→ WHAT TO DO
How many lines in the records below contain the word "JSON"? Give only the number.

◆ ◆ ◆ ◆ ◆

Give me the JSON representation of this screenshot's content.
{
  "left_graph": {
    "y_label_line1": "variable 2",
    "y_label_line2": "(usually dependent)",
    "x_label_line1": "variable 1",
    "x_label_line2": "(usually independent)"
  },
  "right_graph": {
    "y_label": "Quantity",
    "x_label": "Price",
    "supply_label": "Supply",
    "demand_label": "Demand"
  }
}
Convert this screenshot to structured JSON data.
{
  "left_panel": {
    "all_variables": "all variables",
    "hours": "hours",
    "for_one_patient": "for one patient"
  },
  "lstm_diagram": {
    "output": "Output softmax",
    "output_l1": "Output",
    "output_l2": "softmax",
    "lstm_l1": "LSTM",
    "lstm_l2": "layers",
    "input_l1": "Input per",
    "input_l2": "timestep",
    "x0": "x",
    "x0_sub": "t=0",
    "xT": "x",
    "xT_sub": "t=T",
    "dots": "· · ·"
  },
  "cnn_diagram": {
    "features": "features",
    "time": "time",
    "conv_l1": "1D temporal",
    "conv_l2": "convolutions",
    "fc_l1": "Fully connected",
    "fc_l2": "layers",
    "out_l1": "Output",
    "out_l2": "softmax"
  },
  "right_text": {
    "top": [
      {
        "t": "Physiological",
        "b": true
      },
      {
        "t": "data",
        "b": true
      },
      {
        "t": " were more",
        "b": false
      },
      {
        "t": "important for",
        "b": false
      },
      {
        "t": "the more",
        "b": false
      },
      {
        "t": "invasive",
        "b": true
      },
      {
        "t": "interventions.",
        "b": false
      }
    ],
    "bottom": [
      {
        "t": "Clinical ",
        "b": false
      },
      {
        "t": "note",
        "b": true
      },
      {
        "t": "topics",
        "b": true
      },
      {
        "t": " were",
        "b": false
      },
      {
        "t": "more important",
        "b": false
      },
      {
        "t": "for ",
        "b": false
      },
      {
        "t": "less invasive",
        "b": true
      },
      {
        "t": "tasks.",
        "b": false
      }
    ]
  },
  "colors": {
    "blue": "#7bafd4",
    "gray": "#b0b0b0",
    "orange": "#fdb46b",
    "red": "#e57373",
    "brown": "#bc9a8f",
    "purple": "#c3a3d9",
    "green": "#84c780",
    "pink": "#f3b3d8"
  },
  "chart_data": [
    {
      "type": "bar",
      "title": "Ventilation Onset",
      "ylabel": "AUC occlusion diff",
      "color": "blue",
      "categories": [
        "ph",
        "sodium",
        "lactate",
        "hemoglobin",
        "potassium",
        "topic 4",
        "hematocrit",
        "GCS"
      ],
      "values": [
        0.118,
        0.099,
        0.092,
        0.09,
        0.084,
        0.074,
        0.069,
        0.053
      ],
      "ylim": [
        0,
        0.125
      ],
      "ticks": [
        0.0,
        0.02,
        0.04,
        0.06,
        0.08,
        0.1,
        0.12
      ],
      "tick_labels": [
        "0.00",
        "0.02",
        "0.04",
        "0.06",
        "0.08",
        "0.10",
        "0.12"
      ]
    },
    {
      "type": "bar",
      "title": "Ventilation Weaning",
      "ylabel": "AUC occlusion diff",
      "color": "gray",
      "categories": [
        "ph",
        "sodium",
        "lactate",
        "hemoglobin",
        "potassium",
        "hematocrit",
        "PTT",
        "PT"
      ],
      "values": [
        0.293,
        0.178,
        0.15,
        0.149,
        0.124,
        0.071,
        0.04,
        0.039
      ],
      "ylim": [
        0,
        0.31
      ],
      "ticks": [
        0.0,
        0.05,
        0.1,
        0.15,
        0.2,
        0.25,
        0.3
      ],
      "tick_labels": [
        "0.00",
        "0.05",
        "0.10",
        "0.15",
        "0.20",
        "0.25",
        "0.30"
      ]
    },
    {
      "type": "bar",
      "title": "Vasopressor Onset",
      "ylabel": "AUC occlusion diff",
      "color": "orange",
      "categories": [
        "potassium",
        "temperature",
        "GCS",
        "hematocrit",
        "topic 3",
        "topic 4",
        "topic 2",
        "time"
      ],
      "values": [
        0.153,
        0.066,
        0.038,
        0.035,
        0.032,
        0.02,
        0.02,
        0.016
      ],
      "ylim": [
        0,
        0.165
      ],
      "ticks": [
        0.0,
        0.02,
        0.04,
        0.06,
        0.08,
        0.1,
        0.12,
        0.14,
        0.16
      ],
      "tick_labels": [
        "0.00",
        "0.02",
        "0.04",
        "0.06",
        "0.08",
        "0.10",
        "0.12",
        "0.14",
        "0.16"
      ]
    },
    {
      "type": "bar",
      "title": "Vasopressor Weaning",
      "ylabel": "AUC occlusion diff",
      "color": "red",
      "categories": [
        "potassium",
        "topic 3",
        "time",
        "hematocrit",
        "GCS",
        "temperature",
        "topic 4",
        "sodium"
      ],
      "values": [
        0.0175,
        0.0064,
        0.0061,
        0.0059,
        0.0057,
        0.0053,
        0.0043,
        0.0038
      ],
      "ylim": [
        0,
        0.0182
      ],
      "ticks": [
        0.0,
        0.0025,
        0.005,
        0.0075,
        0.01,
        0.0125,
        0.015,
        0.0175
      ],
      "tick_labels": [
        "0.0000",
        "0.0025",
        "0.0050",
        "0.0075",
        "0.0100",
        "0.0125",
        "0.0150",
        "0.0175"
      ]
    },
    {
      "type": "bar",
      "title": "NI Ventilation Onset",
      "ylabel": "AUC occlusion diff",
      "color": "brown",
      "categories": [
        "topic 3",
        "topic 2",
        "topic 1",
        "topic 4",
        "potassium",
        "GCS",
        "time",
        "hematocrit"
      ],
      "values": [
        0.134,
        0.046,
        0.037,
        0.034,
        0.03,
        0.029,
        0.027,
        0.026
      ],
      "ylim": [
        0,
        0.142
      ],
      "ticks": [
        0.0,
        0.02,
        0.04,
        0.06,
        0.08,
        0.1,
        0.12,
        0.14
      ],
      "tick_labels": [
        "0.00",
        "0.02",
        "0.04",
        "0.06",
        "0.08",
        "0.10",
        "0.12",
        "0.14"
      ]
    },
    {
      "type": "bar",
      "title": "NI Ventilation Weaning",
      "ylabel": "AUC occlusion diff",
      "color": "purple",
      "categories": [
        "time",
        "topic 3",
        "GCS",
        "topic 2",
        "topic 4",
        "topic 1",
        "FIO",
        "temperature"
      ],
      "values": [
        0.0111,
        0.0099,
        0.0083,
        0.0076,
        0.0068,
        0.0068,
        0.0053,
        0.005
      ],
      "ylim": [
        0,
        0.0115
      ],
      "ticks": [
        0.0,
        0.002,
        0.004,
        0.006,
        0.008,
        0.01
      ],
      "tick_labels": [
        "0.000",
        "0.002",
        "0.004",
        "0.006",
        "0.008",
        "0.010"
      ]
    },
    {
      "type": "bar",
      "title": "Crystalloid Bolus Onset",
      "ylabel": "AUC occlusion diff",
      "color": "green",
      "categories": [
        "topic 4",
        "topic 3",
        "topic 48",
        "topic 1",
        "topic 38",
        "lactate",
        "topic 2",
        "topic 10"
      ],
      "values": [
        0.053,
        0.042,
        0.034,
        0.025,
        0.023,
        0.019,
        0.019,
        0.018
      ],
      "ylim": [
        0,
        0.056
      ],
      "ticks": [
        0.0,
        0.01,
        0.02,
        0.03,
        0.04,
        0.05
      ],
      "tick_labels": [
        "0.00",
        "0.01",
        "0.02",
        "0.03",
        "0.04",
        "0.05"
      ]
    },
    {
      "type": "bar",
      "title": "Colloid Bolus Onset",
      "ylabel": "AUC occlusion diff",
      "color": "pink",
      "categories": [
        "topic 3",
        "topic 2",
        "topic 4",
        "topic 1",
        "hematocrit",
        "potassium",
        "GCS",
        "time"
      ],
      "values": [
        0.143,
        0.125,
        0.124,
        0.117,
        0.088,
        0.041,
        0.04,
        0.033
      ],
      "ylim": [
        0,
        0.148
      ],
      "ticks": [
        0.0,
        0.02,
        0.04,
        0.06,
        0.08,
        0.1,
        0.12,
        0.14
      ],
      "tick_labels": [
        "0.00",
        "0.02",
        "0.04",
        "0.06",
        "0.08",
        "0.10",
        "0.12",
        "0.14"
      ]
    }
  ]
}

◆ ◆ ◆ ◆ ◆

→ RESULT BELOW
2